Hung slave

classic Classic list List threaded Threaded
2 messages Options
Reply | Threaded
Open this post in threaded view
|

Hung slave

Hayes, Peter
We are again seeing the hanging slave issue.  The slave agent java process is gone and restarting it has no effect.  The stack traces show that one of the monitoring threads is in a runnable state but is not progressing.  All of the other monitoring threads are waiting on this one as it owns the hudson.remoting.Channel lock.
 
Name: Monitoring thread for Clock Difference started on Mon Nov 23 01:46:21 EST 2009
State: RUNNABLE
Total blocked: 3  Total waited: 2
 
Stack trace:
java.io.FileOutputStream.writeBytes(Native Method)
java.io.FileOutputStream.write(FileOutputStream.java:260)
java.io.BufferedOutputStream.flushBuffer(BufferedOutputStream.java:65)
java.io.BufferedOutputStream.flush(BufferedOutputStream.java:123)
   - locked java.io.BufferedOutputStream@5042589b
java.io.ObjectOutputStream$BlockDataOutputStream.flush(ObjectOutputStream.java:1784)
java.io.ObjectOutputStream.flush(ObjectOutputStream.java:691)
hudson.remoting.Channel.send(Channel.java:416)
   - locked hudson.remoting.Channel@b583a80
hudson.remoting.Request.call(Request.java:104)
   - locked hudson.remoting.UserRequest@e1f6102
   - locked hudson.remoting.Channel@b583a80
hudson.remoting.Channel.call(Channel.java:549)
hudson.model.Slave.getClockDifference(Slave.java:230)
hudson.node_monitors.ClockMonitor$1.monitor(ClockMonitor.java:53)
hudson.node_monitors.ClockMonitor$1.monitor(ClockMonitor.java:49)
hudson.node_monitors.AbstractNodeMonitorDescriptor$Record.run(AbstractNodeMonitorDescriptor.java:200)
 
It blocks our jobs from running as the executor threads are in a BLCOKED state waiting for the Channel lock.
 
Name: Executor #2 for ioappl01dev : executing iss-ace-ui-1.0 #42
State: BLOCKED on hudson.remoting.Channel@b583a80 owned by: Monitoring thread for Clock Difference started on Mon Nov 23 01:46:21 EST 2009
Total blocked: 32,537  Total waited: 32,385
 
Stack trace:
hudson.remoting.Request.call(Request.java:100)
hudson.remoting.Channel.call(Channel.java:549)
hudson.FilePath.act(FilePath.java:667)
hudson.FilePath.act(FilePath.java:660)
hudson.FilePath.mkdirs(FilePath.java:724)
hudson.model.AbstractProject.checkout(AbstractProject.java:977)
hudson.model.AbstractBuild$AbstractRunner.checkout(AbstractBuild.java:421)

Excerpts from a layout annotation set:
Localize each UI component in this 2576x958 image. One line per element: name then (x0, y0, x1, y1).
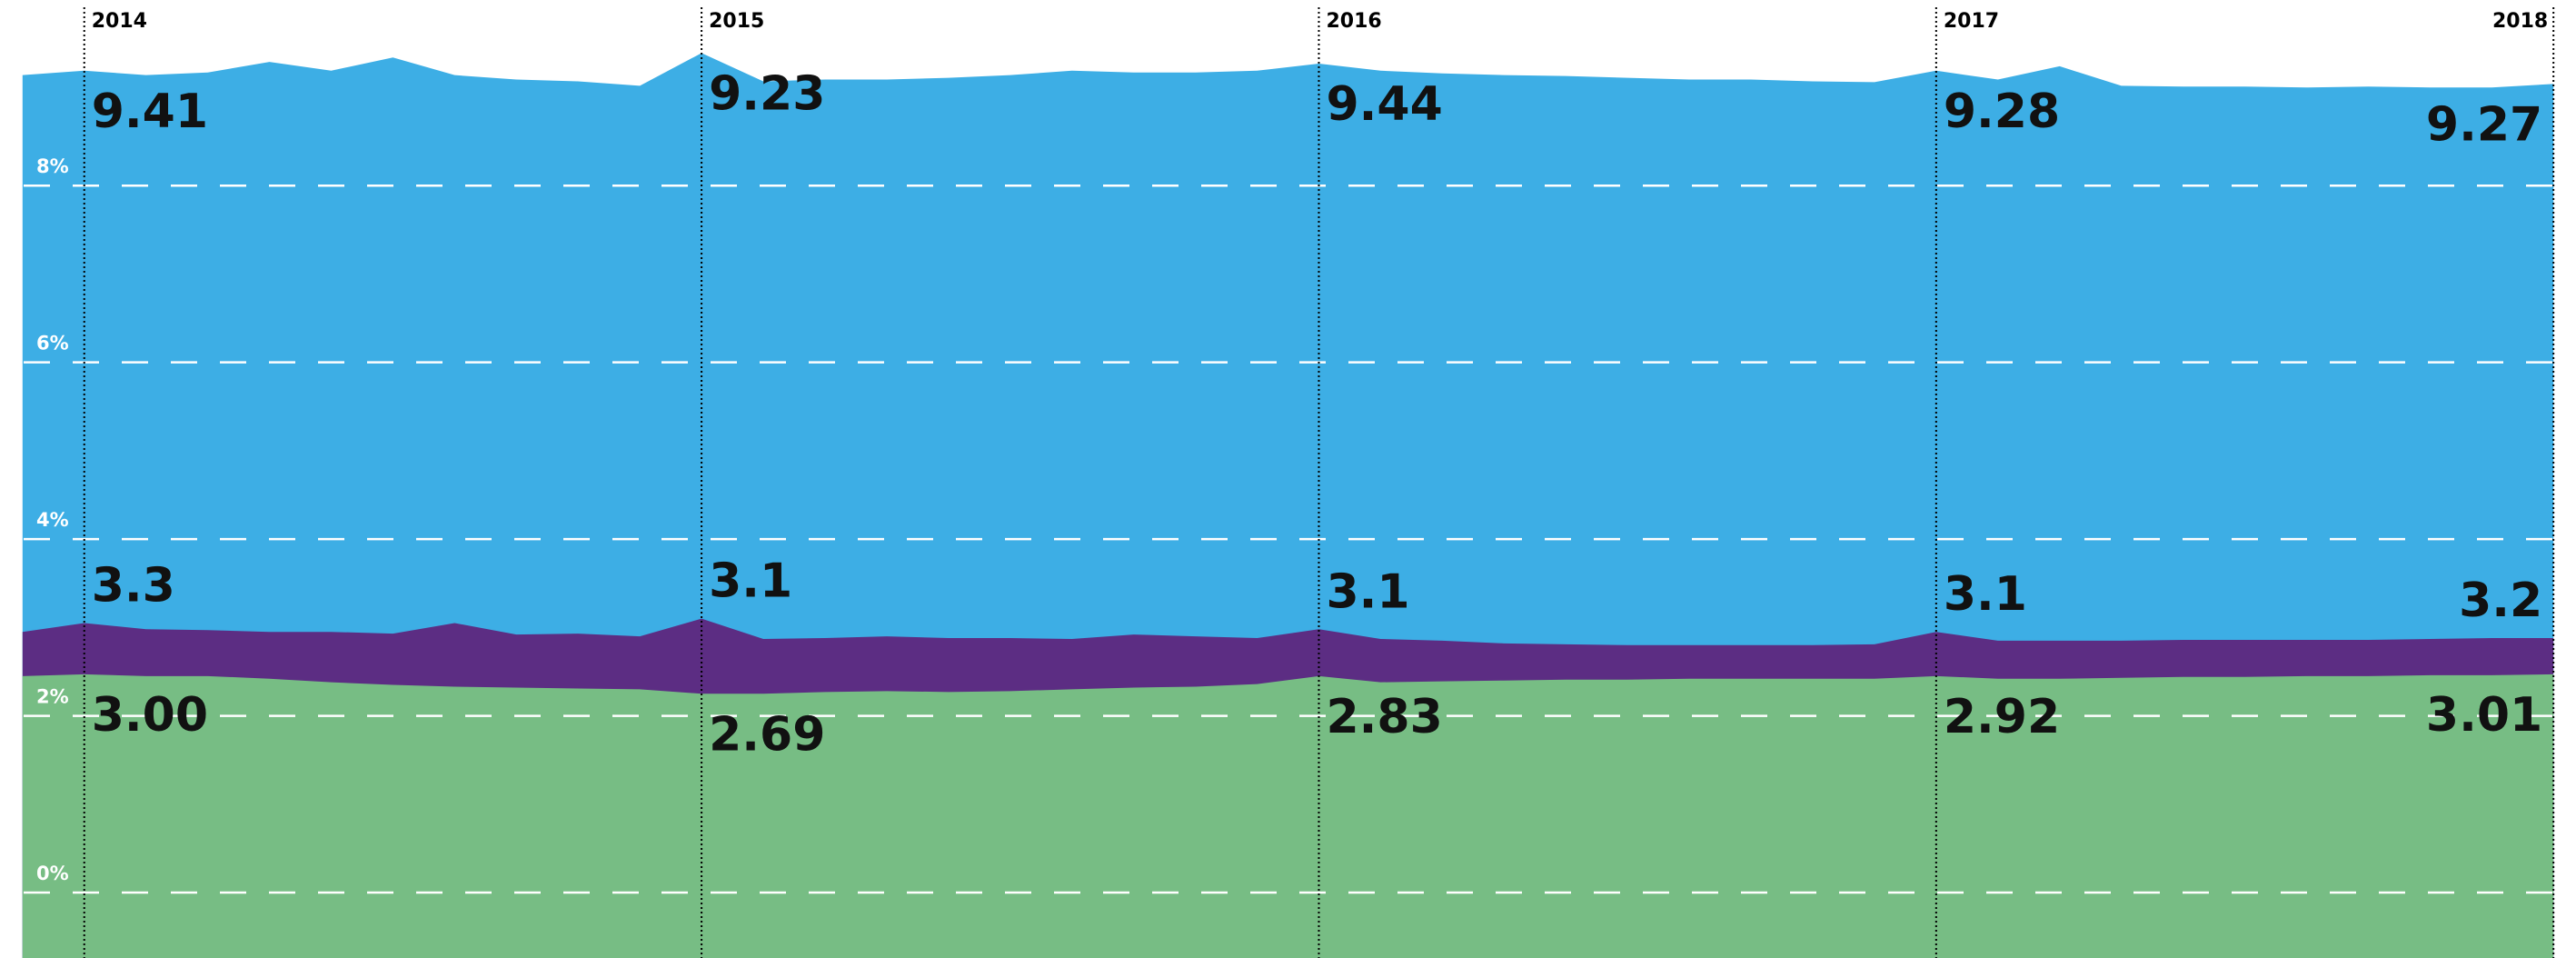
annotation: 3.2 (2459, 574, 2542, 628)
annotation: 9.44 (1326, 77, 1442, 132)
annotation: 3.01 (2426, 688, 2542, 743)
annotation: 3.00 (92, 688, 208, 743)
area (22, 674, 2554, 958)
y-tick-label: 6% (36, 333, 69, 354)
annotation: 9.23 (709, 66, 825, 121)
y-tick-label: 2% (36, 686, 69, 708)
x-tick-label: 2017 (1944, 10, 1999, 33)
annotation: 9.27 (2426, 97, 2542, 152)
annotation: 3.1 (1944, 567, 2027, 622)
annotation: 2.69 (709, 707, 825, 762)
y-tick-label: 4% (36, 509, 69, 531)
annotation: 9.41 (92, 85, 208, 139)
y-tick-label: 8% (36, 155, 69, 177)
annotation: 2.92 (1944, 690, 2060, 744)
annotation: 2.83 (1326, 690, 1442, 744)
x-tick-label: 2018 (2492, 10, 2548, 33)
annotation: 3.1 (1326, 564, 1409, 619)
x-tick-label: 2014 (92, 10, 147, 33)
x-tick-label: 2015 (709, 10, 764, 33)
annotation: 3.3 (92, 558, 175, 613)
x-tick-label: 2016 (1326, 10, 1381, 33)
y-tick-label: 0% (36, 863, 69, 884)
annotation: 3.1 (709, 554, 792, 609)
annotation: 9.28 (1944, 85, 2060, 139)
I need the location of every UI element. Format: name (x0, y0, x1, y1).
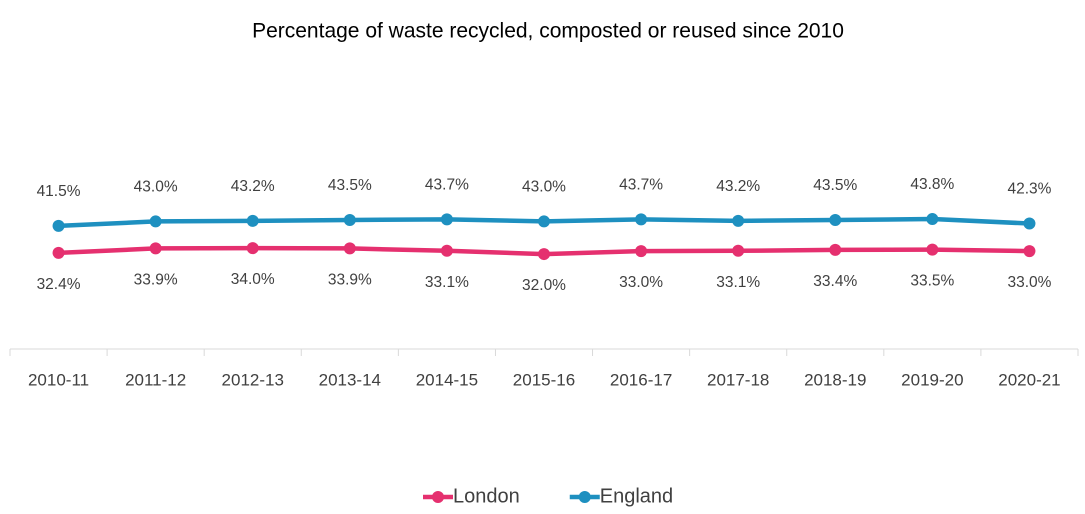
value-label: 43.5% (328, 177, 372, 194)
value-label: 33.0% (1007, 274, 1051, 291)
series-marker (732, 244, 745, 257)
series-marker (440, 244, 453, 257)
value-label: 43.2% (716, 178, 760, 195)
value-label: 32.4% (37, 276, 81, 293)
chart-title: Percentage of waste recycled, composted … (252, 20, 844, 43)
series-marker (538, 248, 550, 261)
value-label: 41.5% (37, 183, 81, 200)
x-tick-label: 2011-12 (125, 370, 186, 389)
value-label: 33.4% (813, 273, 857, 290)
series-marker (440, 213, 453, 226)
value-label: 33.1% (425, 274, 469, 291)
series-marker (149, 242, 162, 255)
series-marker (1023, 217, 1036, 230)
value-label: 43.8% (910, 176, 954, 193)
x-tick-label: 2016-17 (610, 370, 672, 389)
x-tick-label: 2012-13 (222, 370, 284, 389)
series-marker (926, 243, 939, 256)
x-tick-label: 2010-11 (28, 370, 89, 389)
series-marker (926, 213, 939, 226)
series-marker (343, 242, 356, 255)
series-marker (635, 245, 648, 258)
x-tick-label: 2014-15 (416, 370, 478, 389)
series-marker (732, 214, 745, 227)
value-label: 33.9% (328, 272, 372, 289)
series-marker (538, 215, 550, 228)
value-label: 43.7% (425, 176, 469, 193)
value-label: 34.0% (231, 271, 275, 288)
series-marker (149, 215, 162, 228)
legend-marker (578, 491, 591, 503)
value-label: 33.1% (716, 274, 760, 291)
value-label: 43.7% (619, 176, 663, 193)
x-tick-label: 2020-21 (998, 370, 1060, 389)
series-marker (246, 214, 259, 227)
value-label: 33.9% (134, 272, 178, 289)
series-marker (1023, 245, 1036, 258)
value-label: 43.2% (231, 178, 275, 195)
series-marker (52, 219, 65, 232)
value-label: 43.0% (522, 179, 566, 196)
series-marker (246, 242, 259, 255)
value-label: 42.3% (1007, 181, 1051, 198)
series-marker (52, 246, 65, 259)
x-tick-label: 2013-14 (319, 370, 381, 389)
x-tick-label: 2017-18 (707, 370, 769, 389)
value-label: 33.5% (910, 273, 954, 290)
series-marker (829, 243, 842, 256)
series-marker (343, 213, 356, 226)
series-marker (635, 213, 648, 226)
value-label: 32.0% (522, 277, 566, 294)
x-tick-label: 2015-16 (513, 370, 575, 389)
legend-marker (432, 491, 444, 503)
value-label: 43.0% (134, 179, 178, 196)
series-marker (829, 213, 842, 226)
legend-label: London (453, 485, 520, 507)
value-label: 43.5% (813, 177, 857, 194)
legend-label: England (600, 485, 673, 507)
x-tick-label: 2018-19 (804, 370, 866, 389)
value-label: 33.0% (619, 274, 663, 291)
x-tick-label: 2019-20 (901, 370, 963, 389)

**Exercise set:**
• A. According to the hung slave post above, why are the jobs unable to run? Answer in one to three sentences.
• B. From the hung slave post, print everything from "hudson.FilePath.act(FilePath.java:667)" down to "hudson.model.AbstractProject.checkout(AbstractProject.java:977)".
• C. In the hung slave post, what total blocked count is shown for Executor #2?

**Final answers:**
• A. The executor threads are blocked waiting for the hudson.remoting.Channel lock. That lock is owned by the Clock Difference monitoring thread, which is in a runnable state but is not progressing.

• B.
hudson.FilePath.act(FilePath.java:667)
hudson.FilePath.act(FilePath.java:660)
hudson.FilePath.mkdirs(FilePath.java:724)
hudson.model.AbstractProject.checkout(AbstractProject.java:977)

• C. 32,537